**Required task:**
The listing below must be repeated word for word, with its images excluded.

**Given records:**
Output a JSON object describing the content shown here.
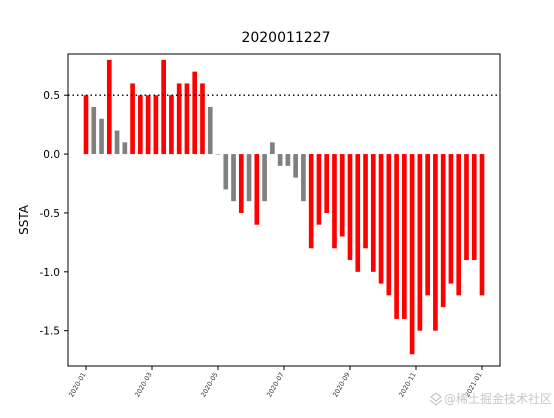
{
  "chart_data": {
    "type": "bar",
    "title": "2020011227",
    "xlabel": "",
    "ylabel": "SSTA",
    "ylim": [
      -1.8,
      0.85
    ],
    "yticks": [
      -1.5,
      -1.0,
      -0.5,
      0.0,
      0.5
    ],
    "ytick_labels": [
      "-1.5",
      "-1.0",
      "-0.5",
      "0.0",
      "0.5"
    ],
    "reference_line": {
      "y": 0.5,
      "style": "dotted",
      "color": "#000000"
    },
    "threshold": 0.5,
    "colors": {
      "above_threshold": "#ff0000",
      "within_threshold": "#808080"
    },
    "grid": false,
    "xtick_labels": [
      "2020-01",
      "2020-03",
      "2020-05",
      "2020-07",
      "2020-09",
      "2020-11",
      "2021-01"
    ],
    "values": [
      0.5,
      0.4,
      0.3,
      0.8,
      0.2,
      0.1,
      0.6,
      0.5,
      0.5,
      0.5,
      0.8,
      0.5,
      0.6,
      0.6,
      0.7,
      0.6,
      0.4,
      0.0,
      -0.3,
      -0.4,
      -0.5,
      -0.4,
      -0.6,
      -0.4,
      0.1,
      -0.1,
      -0.1,
      -0.2,
      -0.4,
      -0.8,
      -0.6,
      -0.5,
      -0.8,
      -0.7,
      -0.9,
      -1.0,
      -0.8,
      -1.0,
      -1.1,
      -1.2,
      -1.4,
      -1.4,
      -1.7,
      -1.5,
      -1.2,
      -1.5,
      -1.3,
      -1.1,
      -1.2,
      -0.9,
      -0.9,
      -1.2
    ]
  },
  "watermark": {
    "text": "@稀土掘金技术社区",
    "icon": "juejin-logo-icon"
  }
}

**Written answer:**
Output a JSON object describing the content shown here.
{
  "chart_data": {
    "type": "bar",
    "title": "2020011227",
    "xlabel": "",
    "ylabel": "SSTA",
    "ylim": [
      -1.8,
      0.85
    ],
    "yticks": [
      -1.5,
      -1.0,
      -0.5,
      0.0,
      0.5
    ],
    "ytick_labels": [
      "-1.5",
      "-1.0",
      "-0.5",
      "0.0",
      "0.5"
    ],
    "reference_line": {
      "y": 0.5,
      "style": "dotted",
      "color": "#000000"
    },
    "threshold": 0.5,
    "colors": {
      "above_threshold": "#ff0000",
      "within_threshold": "#808080"
    },
    "grid": false,
    "xtick_labels": [
      "2020-01",
      "2020-03",
      "2020-05",
      "2020-07",
      "2020-09",
      "2020-11",
      "2021-01"
    ],
    "values": [
      0.5,
      0.4,
      0.3,
      0.8,
      0.2,
      0.1,
      0.6,
      0.5,
      0.5,
      0.5,
      0.8,
      0.5,
      0.6,
      0.6,
      0.7,
      0.6,
      0.4,
      0.0,
      -0.3,
      -0.4,
      -0.5,
      -0.4,
      -0.6,
      -0.4,
      0.1,
      -0.1,
      -0.1,
      -0.2,
      -0.4,
      -0.8,
      -0.6,
      -0.5,
      -0.8,
      -0.7,
      -0.9,
      -1.0,
      -0.8,
      -1.0,
      -1.1,
      -1.2,
      -1.4,
      -1.4,
      -1.7,
      -1.5,
      -1.2,
      -1.5,
      -1.3,
      -1.1,
      -1.2,
      -0.9,
      -0.9,
      -1.2
    ]
  },
  "watermark": {
    "text": "@稀土掘金技术社区",
    "icon": "juejin-logo-icon"
  }
}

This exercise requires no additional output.